Records shown »
========

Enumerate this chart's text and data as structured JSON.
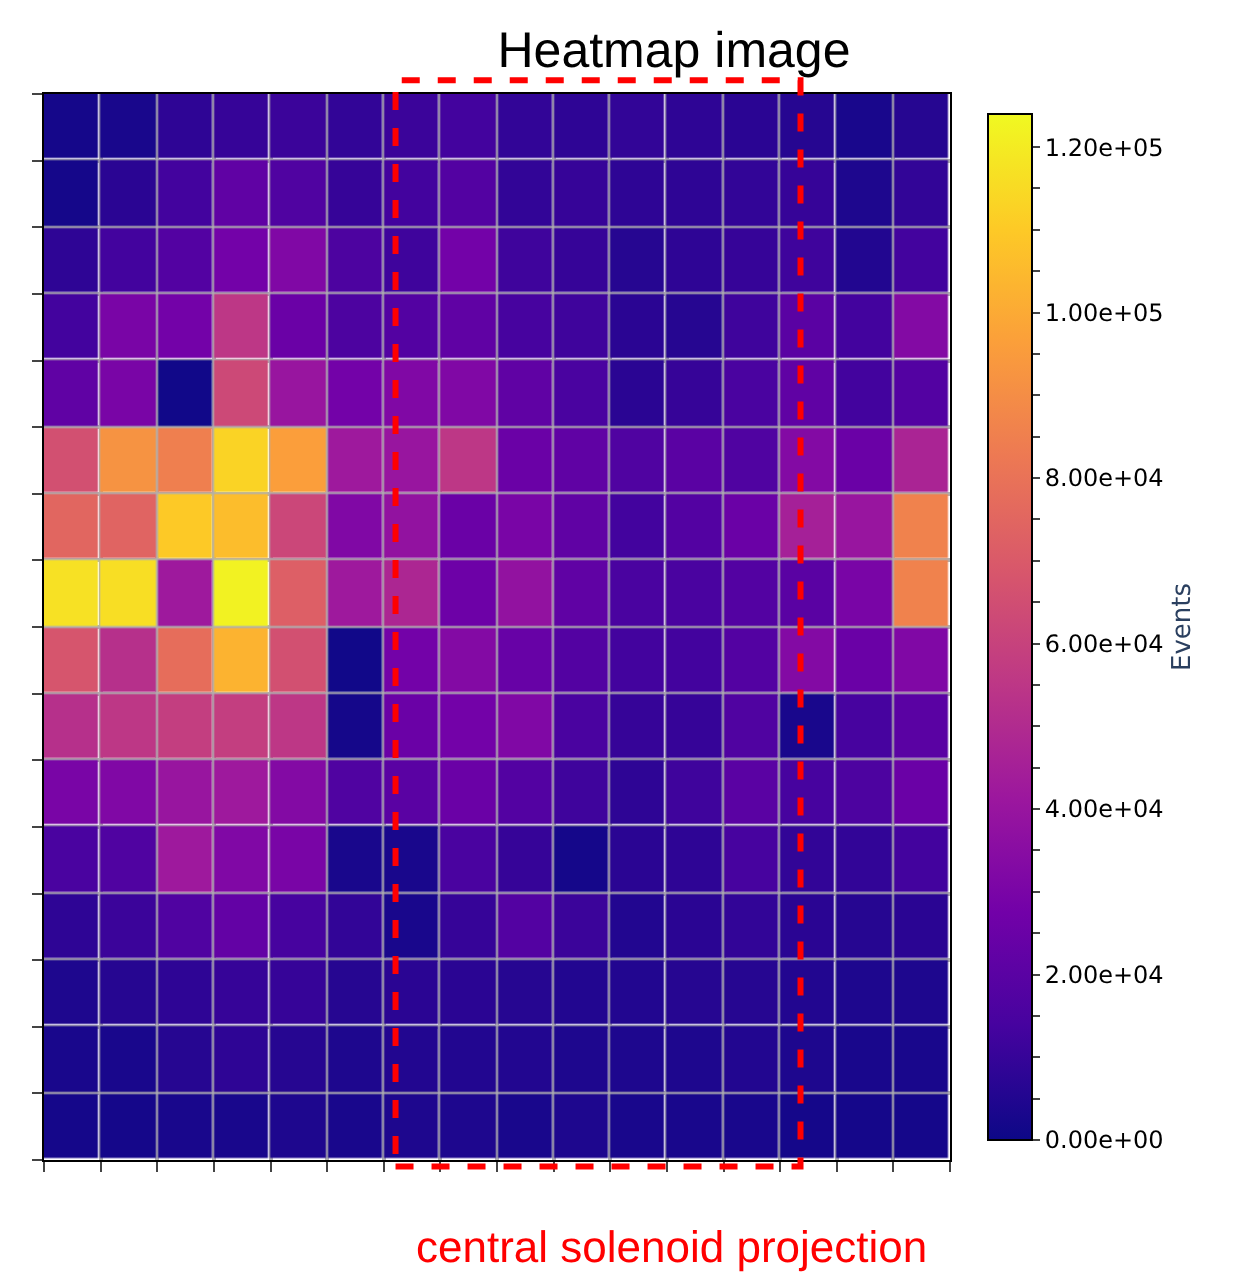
{
  "chart_data": {
    "type": "heatmap",
    "title": "Heatmap image",
    "clabel": "Events",
    "annotations": [
      "central solenoid projection"
    ],
    "categories": [
      null,
      null,
      null,
      null,
      null,
      null,
      null,
      null,
      null,
      null,
      null,
      null,
      null,
      null,
      null,
      null
    ],
    "y_categories": [
      null,
      null,
      null,
      null,
      null,
      null,
      null,
      null,
      null,
      null,
      null,
      null,
      null,
      null,
      null,
      null
    ],
    "cells": [
      [
        2000,
        3000,
        8000,
        10000,
        11000,
        9000,
        11000,
        13000,
        9000,
        8000,
        9000,
        8000,
        7000,
        6000,
        3000,
        6000
      ],
      [
        2000,
        7000,
        13000,
        22000,
        17000,
        10000,
        13000,
        18000,
        9000,
        10000,
        8000,
        8000,
        9000,
        10000,
        4000,
        9000
      ],
      [
        8000,
        13000,
        18000,
        28000,
        32000,
        16000,
        12000,
        28000,
        12000,
        10000,
        6000,
        8000,
        10000,
        12000,
        5000,
        13000
      ],
      [
        13000,
        30000,
        28000,
        55000,
        25000,
        16000,
        18000,
        22000,
        14000,
        12000,
        7000,
        6000,
        12000,
        20000,
        13000,
        33000
      ],
      [
        22000,
        30000,
        1000,
        63000,
        40000,
        28000,
        32000,
        32000,
        22000,
        15000,
        7000,
        10000,
        15000,
        22000,
        13000,
        18000
      ],
      [
        66000,
        92000,
        85000,
        113000,
        96000,
        42000,
        40000,
        55000,
        25000,
        22000,
        17000,
        20000,
        17000,
        33000,
        25000,
        47000
      ],
      [
        75000,
        74000,
        110000,
        106000,
        62000,
        32000,
        38000,
        25000,
        30000,
        22000,
        13000,
        18000,
        25000,
        45000,
        40000,
        86000
      ],
      [
        117000,
        116000,
        42000,
        122000,
        72000,
        42000,
        48000,
        26000,
        38000,
        22000,
        15000,
        15000,
        18000,
        20000,
        30000,
        86000
      ],
      [
        68000,
        52000,
        78000,
        103000,
        66000,
        1000,
        28000,
        33000,
        24000,
        18000,
        13000,
        13000,
        18000,
        33000,
        25000,
        32000
      ],
      [
        52000,
        55000,
        58000,
        58000,
        55000,
        2000,
        25000,
        28000,
        32000,
        15000,
        10000,
        10000,
        17000,
        3000,
        14000,
        20000
      ],
      [
        30000,
        32000,
        40000,
        42000,
        33000,
        17000,
        20000,
        25000,
        18000,
        12000,
        8000,
        12000,
        20000,
        14000,
        16000,
        25000
      ],
      [
        15000,
        17000,
        42000,
        32000,
        30000,
        3000,
        3000,
        15000,
        10000,
        2000,
        7000,
        8000,
        14000,
        9000,
        9000,
        13000
      ],
      [
        8000,
        11000,
        17000,
        23000,
        14000,
        9000,
        3000,
        10000,
        18000,
        11000,
        5000,
        7000,
        9000,
        7000,
        6000,
        7000
      ],
      [
        4000,
        6000,
        8000,
        10000,
        10000,
        6000,
        7000,
        7000,
        6000,
        5000,
        5000,
        6000,
        6000,
        5000,
        4000,
        4000
      ],
      [
        3000,
        3000,
        6000,
        8000,
        6000,
        4000,
        5000,
        5000,
        5000,
        4000,
        4000,
        4000,
        5000,
        4000,
        3000,
        3000
      ],
      [
        2000,
        2000,
        3000,
        3000,
        4000,
        3000,
        4000,
        4000,
        3000,
        4000,
        3000,
        3000,
        3000,
        2000,
        2000,
        2000
      ]
    ],
    "clim": [
      0,
      124000
    ],
    "cticks": [
      {
        "value": 0,
        "label": "0.00e+00"
      },
      {
        "value": 5000,
        "label": null
      },
      {
        "value": 10000,
        "label": null
      },
      {
        "value": 15000,
        "label": null
      },
      {
        "value": 20000,
        "label": "2.00e+04"
      },
      {
        "value": 25000,
        "label": null
      },
      {
        "value": 30000,
        "label": null
      },
      {
        "value": 35000,
        "label": null
      },
      {
        "value": 40000,
        "label": "4.00e+04"
      },
      {
        "value": 45000,
        "label": null
      },
      {
        "value": 50000,
        "label": null
      },
      {
        "value": 55000,
        "label": null
      },
      {
        "value": 60000,
        "label": "6.00e+04"
      },
      {
        "value": 65000,
        "label": null
      },
      {
        "value": 70000,
        "label": null
      },
      {
        "value": 75000,
        "label": null
      },
      {
        "value": 80000,
        "label": "8.00e+04"
      },
      {
        "value": 85000,
        "label": null
      },
      {
        "value": 90000,
        "label": null
      },
      {
        "value": 95000,
        "label": null
      },
      {
        "value": 100000,
        "label": "1.00e+05"
      },
      {
        "value": 105000,
        "label": null
      },
      {
        "value": 110000,
        "label": null
      },
      {
        "value": 115000,
        "label": null
      },
      {
        "value": 120000,
        "label": "1.20e+05"
      }
    ],
    "grid": true
  }
}
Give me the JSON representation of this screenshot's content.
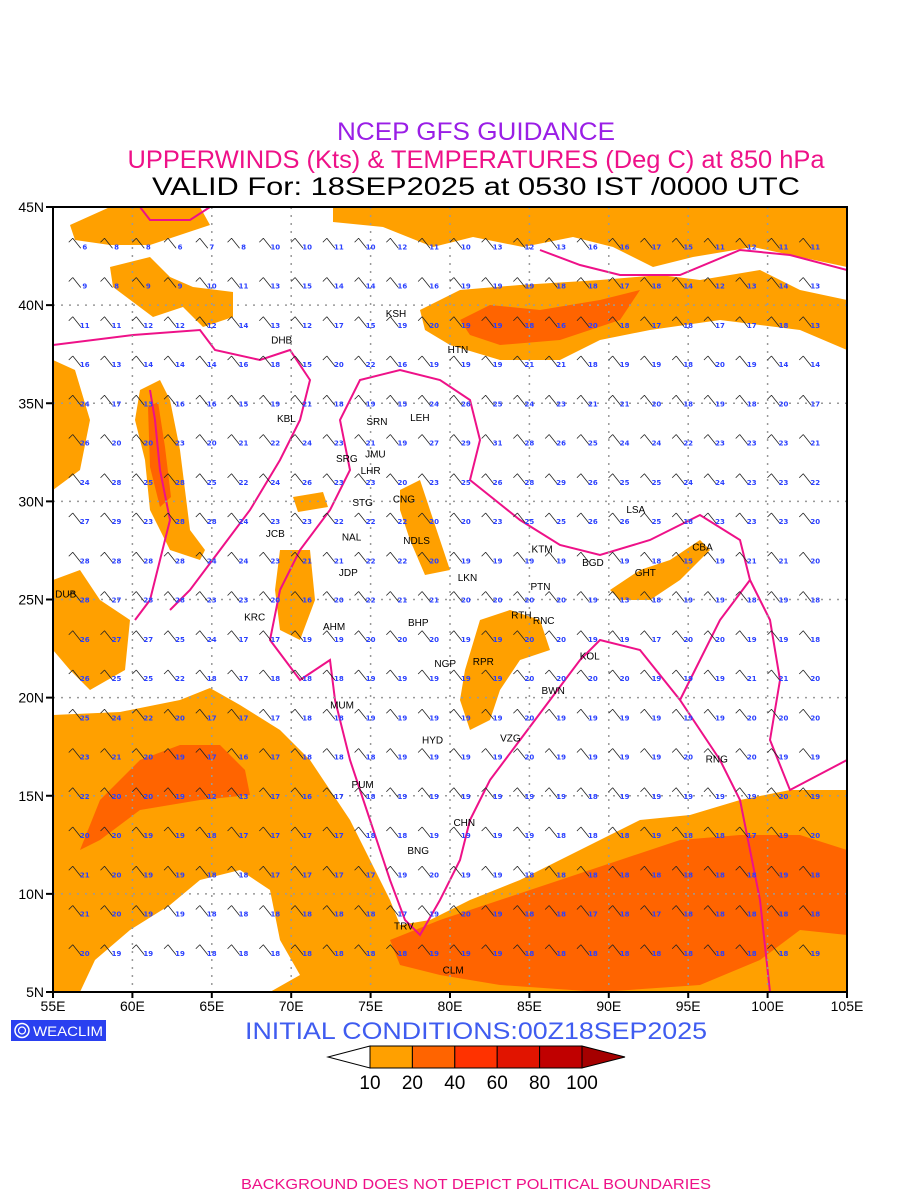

========

Set problem »
In the listing above, locate each line with "JSON" and copy it.

Full response »
Enumerate this chart's text and data as structured JSON.
Give me the JSON representation of this screenshot's content.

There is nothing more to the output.